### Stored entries
%%

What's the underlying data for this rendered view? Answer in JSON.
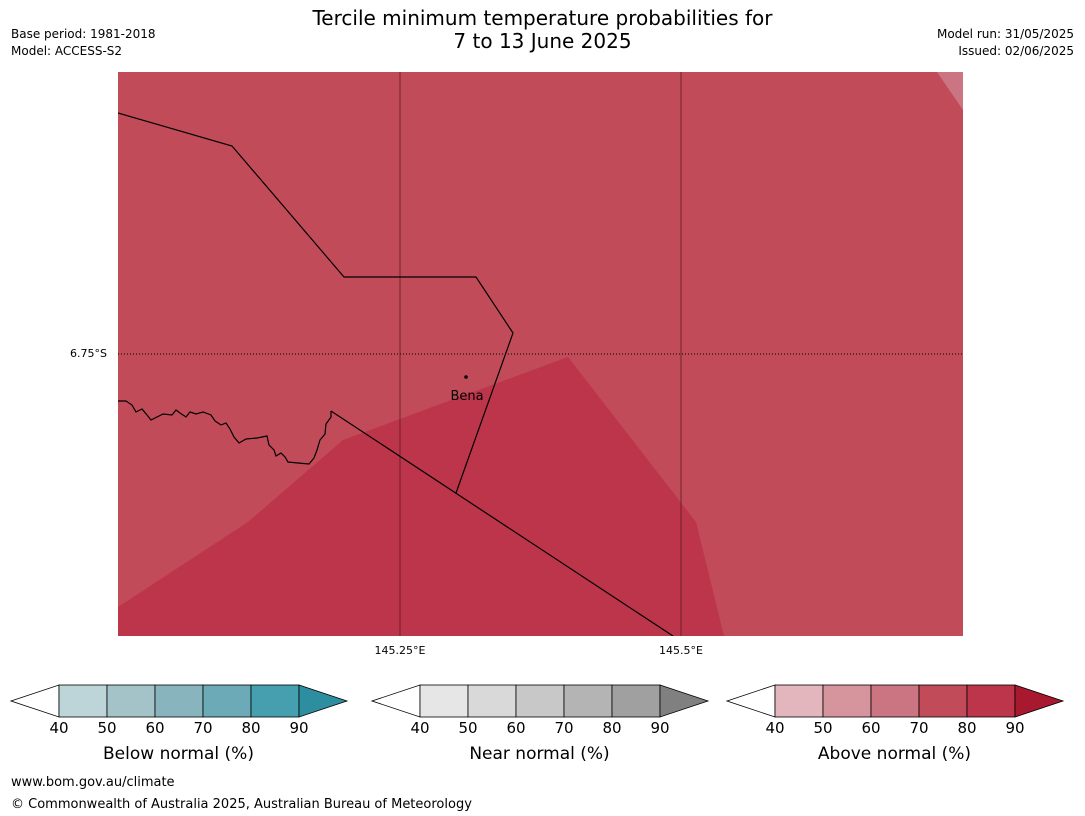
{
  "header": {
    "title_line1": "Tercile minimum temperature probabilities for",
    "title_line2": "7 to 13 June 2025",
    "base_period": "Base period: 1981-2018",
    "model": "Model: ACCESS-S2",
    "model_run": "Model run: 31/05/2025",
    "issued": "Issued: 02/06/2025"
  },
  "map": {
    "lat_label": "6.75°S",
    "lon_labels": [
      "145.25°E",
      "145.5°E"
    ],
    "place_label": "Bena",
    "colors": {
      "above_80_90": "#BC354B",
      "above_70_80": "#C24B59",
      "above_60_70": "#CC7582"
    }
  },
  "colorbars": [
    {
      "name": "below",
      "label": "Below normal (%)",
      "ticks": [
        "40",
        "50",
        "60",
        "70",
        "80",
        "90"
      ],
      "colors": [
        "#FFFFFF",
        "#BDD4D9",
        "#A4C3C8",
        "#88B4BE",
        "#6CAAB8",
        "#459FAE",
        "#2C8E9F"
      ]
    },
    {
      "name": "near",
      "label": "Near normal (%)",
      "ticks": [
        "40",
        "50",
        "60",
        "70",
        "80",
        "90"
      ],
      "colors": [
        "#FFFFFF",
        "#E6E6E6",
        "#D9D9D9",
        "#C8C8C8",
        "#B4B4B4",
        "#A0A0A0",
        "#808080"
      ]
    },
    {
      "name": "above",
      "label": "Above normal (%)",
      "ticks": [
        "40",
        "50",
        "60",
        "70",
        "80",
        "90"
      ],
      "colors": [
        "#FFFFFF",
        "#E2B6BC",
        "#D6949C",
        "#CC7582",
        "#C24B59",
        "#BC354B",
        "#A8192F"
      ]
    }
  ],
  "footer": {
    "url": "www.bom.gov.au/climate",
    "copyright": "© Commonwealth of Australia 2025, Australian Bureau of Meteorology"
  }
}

%%

### Short exercise
Leave out the pictures and restate everything else word for word.

### Problem solution
What's the underlying data for this rendered view? Answer in JSON.
{
  "header": {
    "title_line1": "Tercile minimum temperature probabilities for",
    "title_line2": "7 to 13 June 2025",
    "base_period": "Base period: 1981-2018",
    "model": "Model: ACCESS-S2",
    "model_run": "Model run: 31/05/2025",
    "issued": "Issued: 02/06/2025"
  },
  "map": {
    "lat_label": "6.75°S",
    "lon_labels": [
      "145.25°E",
      "145.5°E"
    ],
    "place_label": "Bena",
    "colors": {
      "above_80_90": "#BC354B",
      "above_70_80": "#C24B59",
      "above_60_70": "#CC7582"
    }
  },
  "colorbars": [
    {
      "name": "below",
      "label": "Below normal (%)",
      "ticks": [
        "40",
        "50",
        "60",
        "70",
        "80",
        "90"
      ],
      "colors": [
        "#FFFFFF",
        "#BDD4D9",
        "#A4C3C8",
        "#88B4BE",
        "#6CAAB8",
        "#459FAE",
        "#2C8E9F"
      ]
    },
    {
      "name": "near",
      "label": "Near normal (%)",
      "ticks": [
        "40",
        "50",
        "60",
        "70",
        "80",
        "90"
      ],
      "colors": [
        "#FFFFFF",
        "#E6E6E6",
        "#D9D9D9",
        "#C8C8C8",
        "#B4B4B4",
        "#A0A0A0",
        "#808080"
      ]
    },
    {
      "name": "above",
      "label": "Above normal (%)",
      "ticks": [
        "40",
        "50",
        "60",
        "70",
        "80",
        "90"
      ],
      "colors": [
        "#FFFFFF",
        "#E2B6BC",
        "#D6949C",
        "#CC7582",
        "#C24B59",
        "#BC354B",
        "#A8192F"
      ]
    }
  ],
  "footer": {
    "url": "www.bom.gov.au/climate",
    "copyright": "© Commonwealth of Australia 2025, Australian Bureau of Meteorology"
  }
}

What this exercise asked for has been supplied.